--- start of Listing ---
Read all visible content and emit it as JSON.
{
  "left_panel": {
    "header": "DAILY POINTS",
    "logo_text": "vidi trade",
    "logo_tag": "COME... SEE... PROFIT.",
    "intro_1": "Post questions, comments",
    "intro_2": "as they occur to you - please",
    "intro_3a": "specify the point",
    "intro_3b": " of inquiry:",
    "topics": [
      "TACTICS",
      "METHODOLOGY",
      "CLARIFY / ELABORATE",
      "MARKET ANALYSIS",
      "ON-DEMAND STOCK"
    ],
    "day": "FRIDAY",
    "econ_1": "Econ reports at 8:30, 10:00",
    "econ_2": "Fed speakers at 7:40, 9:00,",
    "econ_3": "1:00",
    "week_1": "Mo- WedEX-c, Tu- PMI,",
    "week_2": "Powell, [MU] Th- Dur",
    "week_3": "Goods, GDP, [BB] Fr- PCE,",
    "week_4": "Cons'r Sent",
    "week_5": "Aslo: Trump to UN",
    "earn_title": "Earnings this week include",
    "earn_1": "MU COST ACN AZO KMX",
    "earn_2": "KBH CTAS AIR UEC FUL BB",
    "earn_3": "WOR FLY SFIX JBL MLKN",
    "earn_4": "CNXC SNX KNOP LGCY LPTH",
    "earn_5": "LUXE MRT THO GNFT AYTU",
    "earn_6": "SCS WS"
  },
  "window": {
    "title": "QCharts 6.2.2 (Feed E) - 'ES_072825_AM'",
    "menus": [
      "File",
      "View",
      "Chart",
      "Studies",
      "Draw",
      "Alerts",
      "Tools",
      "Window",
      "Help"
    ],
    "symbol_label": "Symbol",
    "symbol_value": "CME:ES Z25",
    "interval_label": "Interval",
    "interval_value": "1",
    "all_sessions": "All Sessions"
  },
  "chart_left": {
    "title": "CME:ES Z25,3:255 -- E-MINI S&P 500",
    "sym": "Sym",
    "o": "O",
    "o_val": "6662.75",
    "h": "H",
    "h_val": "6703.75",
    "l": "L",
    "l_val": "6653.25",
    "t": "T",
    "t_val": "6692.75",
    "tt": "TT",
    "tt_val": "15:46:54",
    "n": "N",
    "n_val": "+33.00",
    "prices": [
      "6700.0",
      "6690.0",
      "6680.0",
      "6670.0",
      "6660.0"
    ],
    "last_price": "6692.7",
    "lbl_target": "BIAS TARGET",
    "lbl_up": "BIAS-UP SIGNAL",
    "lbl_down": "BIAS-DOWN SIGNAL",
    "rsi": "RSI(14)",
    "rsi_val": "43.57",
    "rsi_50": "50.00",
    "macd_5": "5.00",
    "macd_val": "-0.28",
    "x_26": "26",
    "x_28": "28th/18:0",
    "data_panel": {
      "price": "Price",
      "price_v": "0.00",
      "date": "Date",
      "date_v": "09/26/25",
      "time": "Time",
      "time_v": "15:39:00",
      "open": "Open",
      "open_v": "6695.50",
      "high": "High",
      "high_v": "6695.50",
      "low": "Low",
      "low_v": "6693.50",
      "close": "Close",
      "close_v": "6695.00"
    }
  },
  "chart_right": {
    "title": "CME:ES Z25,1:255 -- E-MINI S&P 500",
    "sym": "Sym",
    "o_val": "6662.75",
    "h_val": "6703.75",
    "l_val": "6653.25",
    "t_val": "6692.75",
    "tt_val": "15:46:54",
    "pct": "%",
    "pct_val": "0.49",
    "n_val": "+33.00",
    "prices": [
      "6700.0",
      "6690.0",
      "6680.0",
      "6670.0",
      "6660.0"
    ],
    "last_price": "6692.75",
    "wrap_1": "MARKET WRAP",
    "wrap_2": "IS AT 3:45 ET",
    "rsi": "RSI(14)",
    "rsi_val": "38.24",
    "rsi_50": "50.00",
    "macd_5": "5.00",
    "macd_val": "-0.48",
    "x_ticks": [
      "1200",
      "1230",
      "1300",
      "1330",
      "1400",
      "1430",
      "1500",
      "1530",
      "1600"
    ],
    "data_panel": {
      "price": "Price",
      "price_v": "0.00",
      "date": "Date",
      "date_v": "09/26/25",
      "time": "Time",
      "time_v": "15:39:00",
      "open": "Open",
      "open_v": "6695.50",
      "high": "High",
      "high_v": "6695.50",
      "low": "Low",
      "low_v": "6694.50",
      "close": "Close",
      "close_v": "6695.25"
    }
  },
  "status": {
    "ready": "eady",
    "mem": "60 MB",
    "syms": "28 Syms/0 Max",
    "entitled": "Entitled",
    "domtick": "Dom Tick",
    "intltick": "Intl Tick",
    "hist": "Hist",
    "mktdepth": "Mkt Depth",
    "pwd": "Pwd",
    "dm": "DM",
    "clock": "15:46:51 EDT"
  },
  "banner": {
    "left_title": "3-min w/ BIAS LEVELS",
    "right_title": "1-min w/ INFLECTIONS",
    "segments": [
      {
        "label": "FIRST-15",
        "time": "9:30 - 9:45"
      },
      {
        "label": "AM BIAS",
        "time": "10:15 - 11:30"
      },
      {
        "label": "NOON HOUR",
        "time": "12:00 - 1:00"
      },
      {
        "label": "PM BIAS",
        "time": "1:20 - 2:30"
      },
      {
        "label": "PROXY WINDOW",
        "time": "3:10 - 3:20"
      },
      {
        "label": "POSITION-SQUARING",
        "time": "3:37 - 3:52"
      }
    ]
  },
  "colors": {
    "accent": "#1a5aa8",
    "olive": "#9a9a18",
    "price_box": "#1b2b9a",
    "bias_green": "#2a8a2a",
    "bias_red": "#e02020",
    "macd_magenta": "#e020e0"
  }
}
--- end of Listing ---
» **Exercise details**
Among the lines of the records above, count those holding the string "SIGNAL", and report only the number.

» **Written reply**
2